▶ _What needs to be done_
Quote the records that follow in full, leaving the pictures out.
**** Excerpted records ****
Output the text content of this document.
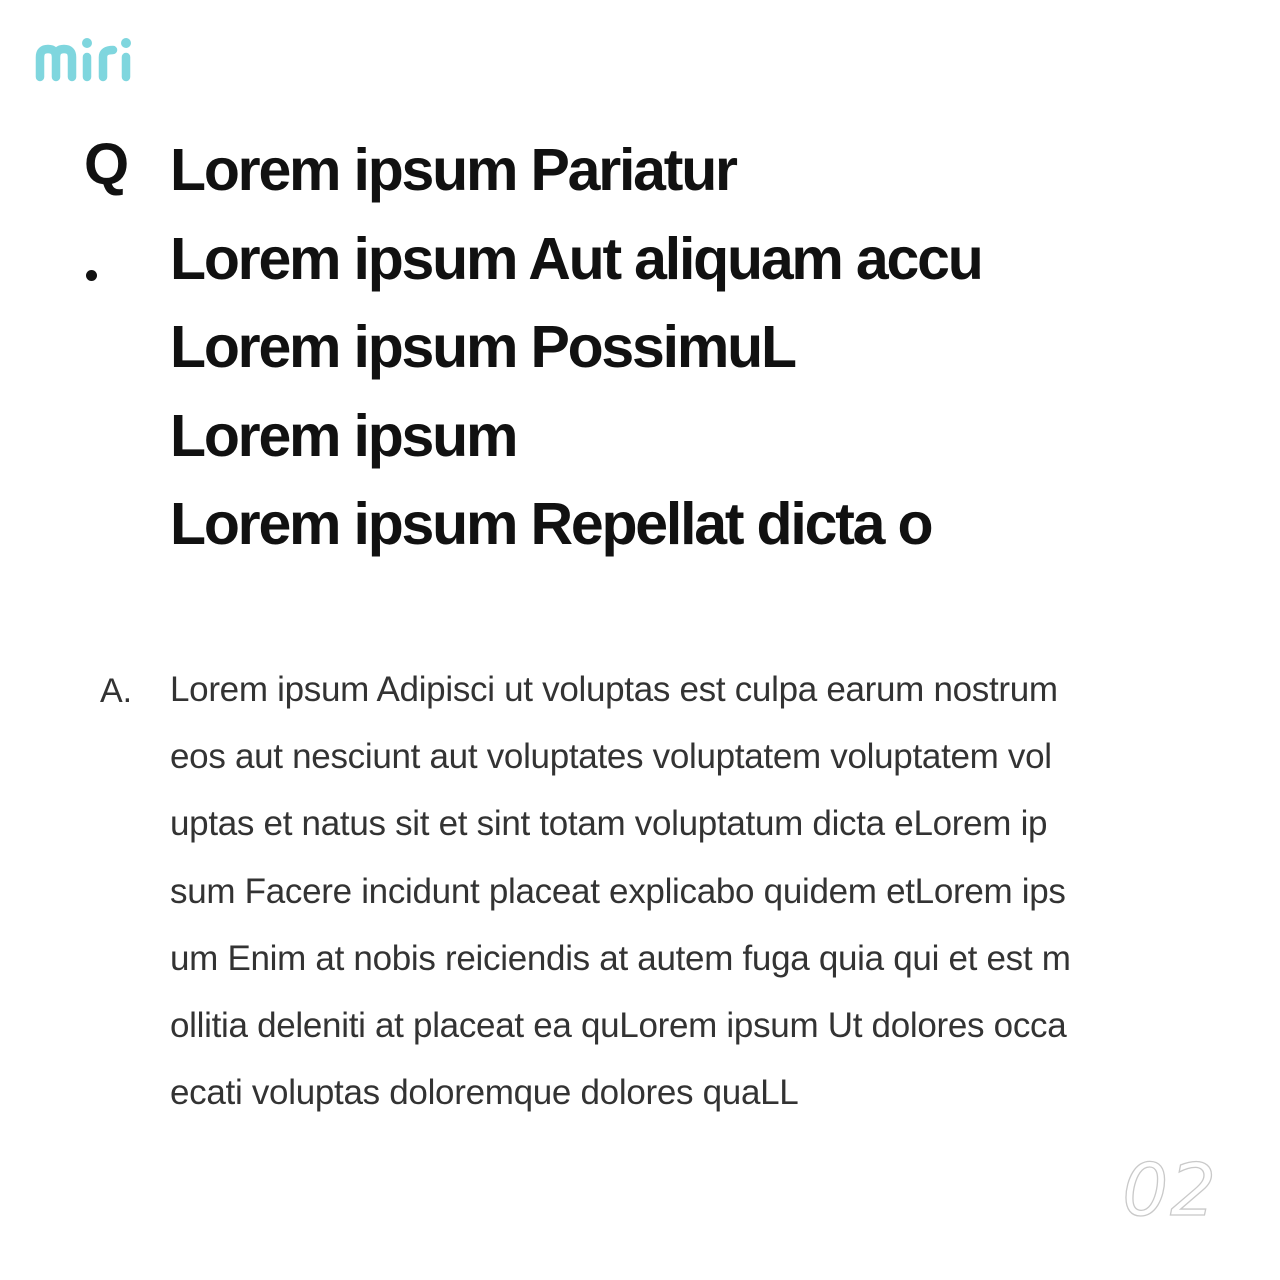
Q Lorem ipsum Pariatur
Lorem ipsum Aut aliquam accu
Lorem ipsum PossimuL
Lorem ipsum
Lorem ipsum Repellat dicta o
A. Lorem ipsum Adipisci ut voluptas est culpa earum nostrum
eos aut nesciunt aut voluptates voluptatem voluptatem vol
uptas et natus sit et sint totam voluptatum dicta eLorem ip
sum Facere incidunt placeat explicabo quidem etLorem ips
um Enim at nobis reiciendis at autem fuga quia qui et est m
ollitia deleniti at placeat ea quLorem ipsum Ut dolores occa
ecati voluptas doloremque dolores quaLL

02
****
▶ _Output of the exercise_
Output the text content of this document.
Q Lorem ipsum Pariatur
Lorem ipsum Aut aliquam accu
Lorem ipsum PossimuL
Lorem ipsum
Lorem ipsum Repellat dicta o
A. Lorem ipsum Adipisci ut voluptas est culpa earum nostrum
eos aut nesciunt aut voluptates voluptatem voluptatem vol
uptas et natus sit et sint totam voluptatum dicta eLorem ip
sum Facere incidunt placeat explicabo quidem etLorem ips
um Enim at nobis reiciendis at autem fuga quia qui et est m
ollitia deleniti at placeat ea quLorem ipsum Ut dolores occa
ecati voluptas doloremque dolores quaLL

02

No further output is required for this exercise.